## Task item
Without the pictures, reproduce the records that follow exactly.

## Data for the task
+ + +

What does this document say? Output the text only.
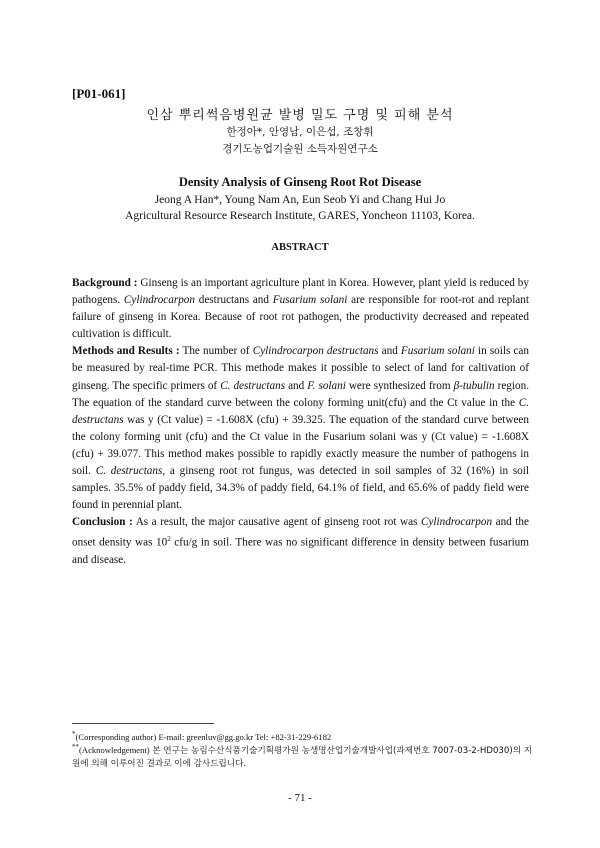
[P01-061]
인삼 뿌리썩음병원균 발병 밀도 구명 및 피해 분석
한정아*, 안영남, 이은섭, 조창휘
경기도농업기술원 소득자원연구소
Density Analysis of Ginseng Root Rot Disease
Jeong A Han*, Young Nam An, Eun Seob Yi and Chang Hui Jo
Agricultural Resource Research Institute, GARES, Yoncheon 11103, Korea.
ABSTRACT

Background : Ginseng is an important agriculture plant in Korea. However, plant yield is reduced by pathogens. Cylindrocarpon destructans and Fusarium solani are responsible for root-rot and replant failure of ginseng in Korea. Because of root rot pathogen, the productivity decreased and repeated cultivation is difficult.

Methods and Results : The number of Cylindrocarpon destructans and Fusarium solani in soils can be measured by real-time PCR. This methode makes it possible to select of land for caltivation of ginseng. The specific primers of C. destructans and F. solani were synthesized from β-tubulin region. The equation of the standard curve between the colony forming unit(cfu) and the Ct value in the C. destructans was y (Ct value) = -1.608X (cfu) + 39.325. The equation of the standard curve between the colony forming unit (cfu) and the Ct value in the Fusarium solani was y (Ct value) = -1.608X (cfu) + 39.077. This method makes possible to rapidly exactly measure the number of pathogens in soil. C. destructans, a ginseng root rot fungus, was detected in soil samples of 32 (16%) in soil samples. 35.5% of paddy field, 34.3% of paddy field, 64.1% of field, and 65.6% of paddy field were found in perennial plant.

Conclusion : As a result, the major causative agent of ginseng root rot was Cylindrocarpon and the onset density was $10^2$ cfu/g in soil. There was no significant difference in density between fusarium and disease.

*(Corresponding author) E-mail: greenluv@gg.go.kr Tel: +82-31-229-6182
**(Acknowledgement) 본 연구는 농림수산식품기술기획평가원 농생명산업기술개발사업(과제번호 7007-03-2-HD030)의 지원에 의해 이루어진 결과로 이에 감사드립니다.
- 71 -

+ + +

## Problem solution
What does this document say? Output the text only.
[P01-061]
인삼 뿌리썩음병원균 발병 밀도 구명 및 피해 분석
한정아*, 안영남, 이은섭, 조창휘
경기도농업기술원 소득자원연구소
Density Analysis of Ginseng Root Rot Disease
Jeong A Han*, Young Nam An, Eun Seob Yi and Chang Hui Jo
Agricultural Resource Research Institute, GARES, Yoncheon 11103, Korea.
ABSTRACT

Background : Ginseng is an important agriculture plant in Korea. However, plant yield is reduced by pathogens. Cylindrocarpon destructans and Fusarium solani are responsible for root-rot and replant failure of ginseng in Korea. Because of root rot pathogen, the productivity decreased and repeated cultivation is difficult.

Methods and Results : The number of Cylindrocarpon destructans and Fusarium solani in soils can be measured by real-time PCR. This methode makes it possible to select of land for caltivation of ginseng. The specific primers of C. destructans and F. solani were synthesized from β-tubulin region. The equation of the standard curve between the colony forming unit(cfu) and the Ct value in the C. destructans was y (Ct value) = -1.608X (cfu) + 39.325. The equation of the standard curve between the colony forming unit (cfu) and the Ct value in the Fusarium solani was y (Ct value) = -1.608X (cfu) + 39.077. This method makes possible to rapidly exactly measure the number of pathogens in soil. C. destructans, a ginseng root rot fungus, was detected in soil samples of 32 (16%) in soil samples. 35.5% of paddy field, 34.3% of paddy field, 64.1% of field, and 65.6% of paddy field were found in perennial plant.

Conclusion : As a result, the major causative agent of ginseng root rot was Cylindrocarpon and the onset density was $10^2$ cfu/g in soil. There was no significant difference in density between fusarium and disease.

*(Corresponding author) E-mail: greenluv@gg.go.kr Tel: +82-31-229-6182
**(Acknowledgement) 본 연구는 농림수산식품기술기획평가원 농생명산업기술개발사업(과제번호 7007-03-2-HD030)의 지원에 의해 이루어진 결과로 이에 감사드립니다.
- 71 -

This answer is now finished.